### EXERCISE PROMPT
Sift the listing for lines that hold the string "tubule" and pull them out.

*** DATA FOR THE TASK Section Begins ***

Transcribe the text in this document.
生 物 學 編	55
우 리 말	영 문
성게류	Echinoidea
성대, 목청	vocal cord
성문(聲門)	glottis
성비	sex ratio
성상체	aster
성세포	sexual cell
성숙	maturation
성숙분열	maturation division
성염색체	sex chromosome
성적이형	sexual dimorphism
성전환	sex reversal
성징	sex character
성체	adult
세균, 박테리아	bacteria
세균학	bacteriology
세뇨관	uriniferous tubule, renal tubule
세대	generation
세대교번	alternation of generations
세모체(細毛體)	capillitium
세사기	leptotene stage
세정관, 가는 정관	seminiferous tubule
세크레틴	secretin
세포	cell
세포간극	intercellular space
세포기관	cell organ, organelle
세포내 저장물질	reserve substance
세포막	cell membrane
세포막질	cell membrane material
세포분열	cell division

*** DATA FOR THE TASK Section Ends ***
*** DATA FOR THE TASK Section Begins ***

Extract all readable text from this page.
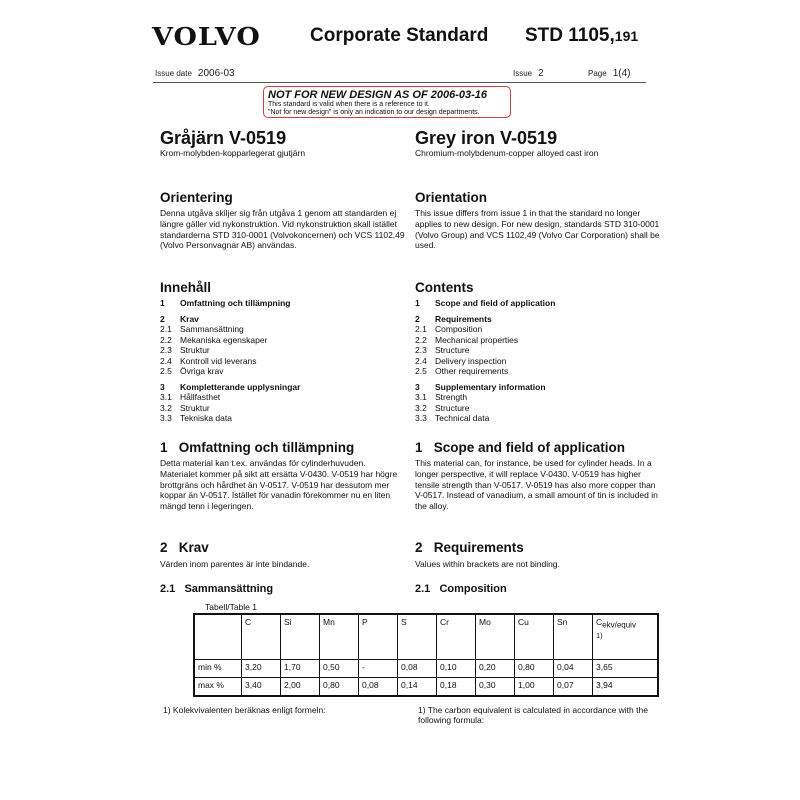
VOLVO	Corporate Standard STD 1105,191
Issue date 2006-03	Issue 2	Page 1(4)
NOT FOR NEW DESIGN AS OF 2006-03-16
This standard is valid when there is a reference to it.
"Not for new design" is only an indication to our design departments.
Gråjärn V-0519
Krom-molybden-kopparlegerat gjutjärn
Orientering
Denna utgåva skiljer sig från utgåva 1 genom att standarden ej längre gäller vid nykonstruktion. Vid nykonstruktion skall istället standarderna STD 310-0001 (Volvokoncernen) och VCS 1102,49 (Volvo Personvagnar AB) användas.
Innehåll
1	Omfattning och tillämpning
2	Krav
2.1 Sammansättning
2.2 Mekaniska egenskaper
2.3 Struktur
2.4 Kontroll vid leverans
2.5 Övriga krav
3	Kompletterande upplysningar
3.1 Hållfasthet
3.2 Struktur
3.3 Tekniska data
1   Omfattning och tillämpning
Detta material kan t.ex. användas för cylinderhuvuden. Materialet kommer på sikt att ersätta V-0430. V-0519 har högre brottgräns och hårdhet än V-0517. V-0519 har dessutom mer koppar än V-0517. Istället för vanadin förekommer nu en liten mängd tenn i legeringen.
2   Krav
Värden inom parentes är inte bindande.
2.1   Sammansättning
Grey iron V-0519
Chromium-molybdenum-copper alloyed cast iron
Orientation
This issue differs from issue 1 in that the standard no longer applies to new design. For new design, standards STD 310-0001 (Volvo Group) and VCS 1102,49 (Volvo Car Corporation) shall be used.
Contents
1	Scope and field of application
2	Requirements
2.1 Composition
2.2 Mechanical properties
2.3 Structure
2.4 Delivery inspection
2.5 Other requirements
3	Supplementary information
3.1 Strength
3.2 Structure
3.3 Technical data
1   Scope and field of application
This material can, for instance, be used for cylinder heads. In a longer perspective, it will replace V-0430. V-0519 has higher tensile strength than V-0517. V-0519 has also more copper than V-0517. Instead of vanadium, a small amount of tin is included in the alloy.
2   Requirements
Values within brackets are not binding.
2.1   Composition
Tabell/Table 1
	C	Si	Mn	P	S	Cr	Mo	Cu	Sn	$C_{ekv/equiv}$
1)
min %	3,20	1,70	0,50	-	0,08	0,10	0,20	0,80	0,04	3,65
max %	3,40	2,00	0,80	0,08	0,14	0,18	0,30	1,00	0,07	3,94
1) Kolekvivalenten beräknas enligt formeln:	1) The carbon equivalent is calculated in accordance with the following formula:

*** DATA FOR THE TASK Section Ends ***
*** DATA FOR THE TASK Section Begins ***

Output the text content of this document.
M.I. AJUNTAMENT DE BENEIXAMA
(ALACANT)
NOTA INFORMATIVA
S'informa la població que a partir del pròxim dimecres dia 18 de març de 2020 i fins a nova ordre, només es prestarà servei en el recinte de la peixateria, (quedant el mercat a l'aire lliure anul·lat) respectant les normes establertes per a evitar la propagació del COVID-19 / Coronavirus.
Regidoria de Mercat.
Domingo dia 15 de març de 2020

*** DATA FOR THE TASK Section Ends ***

### ANSWER FOR THIS EXERCISE
세뇨관	uriniferous tubule, renal tubule
세정관, 가는 정관	seminiferous tubule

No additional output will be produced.